Consignes:
**A.** Recopiez le passage de l'extrait sur Léautaud au Mercure compris entre "Léautaud mécontent. A" et "auraient trop chaud.", bornes incluses.
**B.** Dans l'extrait sur Léautaud au Mercure, quel argument Vallette avance-t-il pour refuser de faire allumer du feu ?
**C.** Poursuivez l'extrait sur Léautaud au Mercure à partir de sa dernière phrase.

Extrait du document:

+--

Léautaud mécontent. A froid dans son bureau du Mercure. Vallette refuse de faire allumer du feu ; son argument : les employés qui travaillent physiquement auraient trop chaud.
« Voilà. Cet homme vous paie un salaire dérisoire et il vous fait geler par-dessus le marché. Je gèle, mais les âneries du bas personnel comptent plus que le risque pour moi d'être malade, et que ce que je peux dire, moi, un employé tout de même d'un autre ordre. Je suis donc redescendu geler, immobile dans mon fauteuil. A midi, en partant déjeuner, la gorge complètement prise.
(...)
Le Mercure est devenu une pétaudière, comme toute la société d'aujourd'hui. Ce sont les inférieurs qui sont les maîtres et qui commandent tout » (19.10.33)

« La vulgarité, l'inconvenance de Mornay sont sans bornes. Il se fourre les doigts dans la bouche pour se curer les dents et vous donne une poignée de main après. J'ai dû ce matin, après son départ, courir me laver la main.
O..., qui s'est trouvée quelquefois avec Paul Claudel, qui a parlé avec des gens qui l'ont connu ambassadeur à Washington, me racontait hier qu'il est sans cesse à se fourrer les doigts dans le nez. Même dans les cérémonies, les conversations de sa fonction. Il a partout cette réputation bien établie. Encore un monsieur bien agréable à fréquenter. » (11.06.34)

« Vallette était un médiocre, un homme sec, une mécanique à admi­nistration. Ses qualités de directeur littéraire, la liberté qu'il nous laissait, son accueil aux plus libres discussions, venaient unique­ment de son indifférence, de son manque d'intérêt à tout. Quant à son honnêteté, bien des petites fissures. » (13.03.36)

+--

Lignes fournies:
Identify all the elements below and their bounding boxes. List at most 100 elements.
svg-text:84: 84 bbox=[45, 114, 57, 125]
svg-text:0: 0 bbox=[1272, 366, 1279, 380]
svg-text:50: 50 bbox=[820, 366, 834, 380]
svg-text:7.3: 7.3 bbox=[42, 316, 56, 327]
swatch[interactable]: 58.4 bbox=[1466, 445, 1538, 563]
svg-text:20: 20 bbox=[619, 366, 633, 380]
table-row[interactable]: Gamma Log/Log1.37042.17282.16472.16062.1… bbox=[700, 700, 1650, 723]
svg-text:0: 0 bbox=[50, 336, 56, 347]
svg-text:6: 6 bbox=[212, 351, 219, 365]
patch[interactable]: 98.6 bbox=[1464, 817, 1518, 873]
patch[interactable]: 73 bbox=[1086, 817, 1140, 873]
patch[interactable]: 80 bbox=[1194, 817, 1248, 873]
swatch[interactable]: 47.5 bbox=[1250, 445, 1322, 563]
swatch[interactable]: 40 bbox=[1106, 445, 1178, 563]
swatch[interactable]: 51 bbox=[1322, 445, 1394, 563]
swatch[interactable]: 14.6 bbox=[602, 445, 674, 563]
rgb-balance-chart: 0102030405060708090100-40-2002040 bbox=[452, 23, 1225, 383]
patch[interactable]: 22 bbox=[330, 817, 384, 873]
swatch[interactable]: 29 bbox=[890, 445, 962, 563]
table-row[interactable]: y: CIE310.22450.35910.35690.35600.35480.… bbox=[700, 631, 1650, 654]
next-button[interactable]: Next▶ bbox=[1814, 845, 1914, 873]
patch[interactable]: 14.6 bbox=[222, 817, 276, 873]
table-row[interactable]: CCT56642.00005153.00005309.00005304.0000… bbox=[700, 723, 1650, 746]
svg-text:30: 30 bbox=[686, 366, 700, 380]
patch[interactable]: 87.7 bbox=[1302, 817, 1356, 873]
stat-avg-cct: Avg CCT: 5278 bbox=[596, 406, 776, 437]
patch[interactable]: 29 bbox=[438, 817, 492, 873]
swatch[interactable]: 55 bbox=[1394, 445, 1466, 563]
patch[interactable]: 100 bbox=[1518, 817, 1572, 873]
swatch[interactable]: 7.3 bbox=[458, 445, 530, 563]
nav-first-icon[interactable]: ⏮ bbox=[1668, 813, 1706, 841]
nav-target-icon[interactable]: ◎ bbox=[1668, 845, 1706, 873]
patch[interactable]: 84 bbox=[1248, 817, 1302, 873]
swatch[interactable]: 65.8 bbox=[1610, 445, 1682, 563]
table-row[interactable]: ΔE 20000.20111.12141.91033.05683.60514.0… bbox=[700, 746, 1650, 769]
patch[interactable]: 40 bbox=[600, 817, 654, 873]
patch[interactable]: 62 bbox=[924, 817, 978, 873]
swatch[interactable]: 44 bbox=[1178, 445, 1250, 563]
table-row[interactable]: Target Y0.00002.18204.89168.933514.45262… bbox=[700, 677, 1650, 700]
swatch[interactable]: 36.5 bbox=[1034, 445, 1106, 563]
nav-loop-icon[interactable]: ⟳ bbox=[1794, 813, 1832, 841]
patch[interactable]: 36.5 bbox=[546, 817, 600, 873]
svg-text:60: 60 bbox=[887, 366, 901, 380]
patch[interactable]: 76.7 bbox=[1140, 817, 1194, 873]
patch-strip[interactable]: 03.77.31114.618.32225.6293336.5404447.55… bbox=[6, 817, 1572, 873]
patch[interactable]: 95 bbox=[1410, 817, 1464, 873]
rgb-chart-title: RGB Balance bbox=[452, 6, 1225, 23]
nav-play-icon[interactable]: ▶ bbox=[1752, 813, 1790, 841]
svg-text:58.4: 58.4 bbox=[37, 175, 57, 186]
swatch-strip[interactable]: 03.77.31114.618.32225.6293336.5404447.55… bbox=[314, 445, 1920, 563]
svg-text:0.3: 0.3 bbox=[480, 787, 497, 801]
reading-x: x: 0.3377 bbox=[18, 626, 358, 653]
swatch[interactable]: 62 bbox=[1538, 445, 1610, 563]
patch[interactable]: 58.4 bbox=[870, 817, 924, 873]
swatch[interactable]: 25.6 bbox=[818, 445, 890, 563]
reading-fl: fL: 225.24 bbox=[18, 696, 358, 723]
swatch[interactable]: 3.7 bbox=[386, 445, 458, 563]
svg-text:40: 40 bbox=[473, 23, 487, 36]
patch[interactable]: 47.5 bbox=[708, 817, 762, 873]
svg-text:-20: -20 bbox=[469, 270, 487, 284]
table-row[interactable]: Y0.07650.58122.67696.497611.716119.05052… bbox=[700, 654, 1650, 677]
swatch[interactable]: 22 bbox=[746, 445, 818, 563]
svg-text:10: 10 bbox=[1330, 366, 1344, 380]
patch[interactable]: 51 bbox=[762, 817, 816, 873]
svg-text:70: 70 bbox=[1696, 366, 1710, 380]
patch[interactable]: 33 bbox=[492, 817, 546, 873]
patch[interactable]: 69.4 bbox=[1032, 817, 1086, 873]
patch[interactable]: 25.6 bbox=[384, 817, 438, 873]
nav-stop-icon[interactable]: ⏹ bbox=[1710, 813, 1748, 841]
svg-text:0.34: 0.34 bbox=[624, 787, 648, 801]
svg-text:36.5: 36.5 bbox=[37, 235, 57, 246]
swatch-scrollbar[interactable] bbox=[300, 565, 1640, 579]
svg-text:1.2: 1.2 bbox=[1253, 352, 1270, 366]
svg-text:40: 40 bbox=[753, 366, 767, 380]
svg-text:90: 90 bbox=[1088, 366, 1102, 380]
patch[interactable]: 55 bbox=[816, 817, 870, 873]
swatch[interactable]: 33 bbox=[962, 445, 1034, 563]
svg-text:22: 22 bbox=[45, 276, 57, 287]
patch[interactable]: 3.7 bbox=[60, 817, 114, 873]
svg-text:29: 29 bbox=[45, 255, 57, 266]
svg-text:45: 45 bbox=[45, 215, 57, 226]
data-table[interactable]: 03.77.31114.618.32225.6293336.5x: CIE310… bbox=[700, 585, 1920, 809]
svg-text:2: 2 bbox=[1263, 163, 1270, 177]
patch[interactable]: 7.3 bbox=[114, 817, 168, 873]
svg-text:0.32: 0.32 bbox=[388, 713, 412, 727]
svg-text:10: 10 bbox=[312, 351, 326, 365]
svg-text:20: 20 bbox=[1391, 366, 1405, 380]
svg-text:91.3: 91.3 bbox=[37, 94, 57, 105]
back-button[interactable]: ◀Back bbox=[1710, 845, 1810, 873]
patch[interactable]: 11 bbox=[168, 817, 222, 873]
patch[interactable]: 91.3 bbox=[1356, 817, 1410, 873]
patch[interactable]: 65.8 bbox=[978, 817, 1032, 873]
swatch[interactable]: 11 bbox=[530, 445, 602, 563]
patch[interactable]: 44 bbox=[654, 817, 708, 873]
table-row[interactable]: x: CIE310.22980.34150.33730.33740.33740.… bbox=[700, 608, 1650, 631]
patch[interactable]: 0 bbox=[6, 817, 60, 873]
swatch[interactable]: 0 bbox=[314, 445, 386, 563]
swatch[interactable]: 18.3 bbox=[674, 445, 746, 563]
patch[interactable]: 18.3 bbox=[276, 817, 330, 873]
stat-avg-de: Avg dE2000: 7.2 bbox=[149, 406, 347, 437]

+--

Réponses:
**A.**
Léautaud mécontent. A froid dans son bureau du Mercure. Vallette refuse de faire allumer du feu ; son argument : les employés qui travaillent physiquement auraient trop chaud.

**B.** Les employés qui travaillent physiquement auraient trop chaud.

**C.**
Après un discours du savant Jean Perrin :
« Encore un sot complet, - il en a d'ailleurs le visage, avec son air d'hurluberlu, - qui s'imagine que la science changera les hommes, les fera tous sensés, intelligents, généreux, les fera tous du même composé chimique et de la même structure organique, supprimera chez tous les passions, les rivalités, les haines, fera de tous des êtres de « haute culture », tous accessibles aux « nobles loisirs ». Dire que toute notre époque, depuis la Révolution, repose sur ces âneries ! » (23.12.36)

« Benda avec la guerre civile d'Espagne, Gide avec son emballe­ment à l'aveuglette pour la Russie des Soviets, les idées de gauche à l'état aigu ne rendent pas intelligent. » (12.07.37)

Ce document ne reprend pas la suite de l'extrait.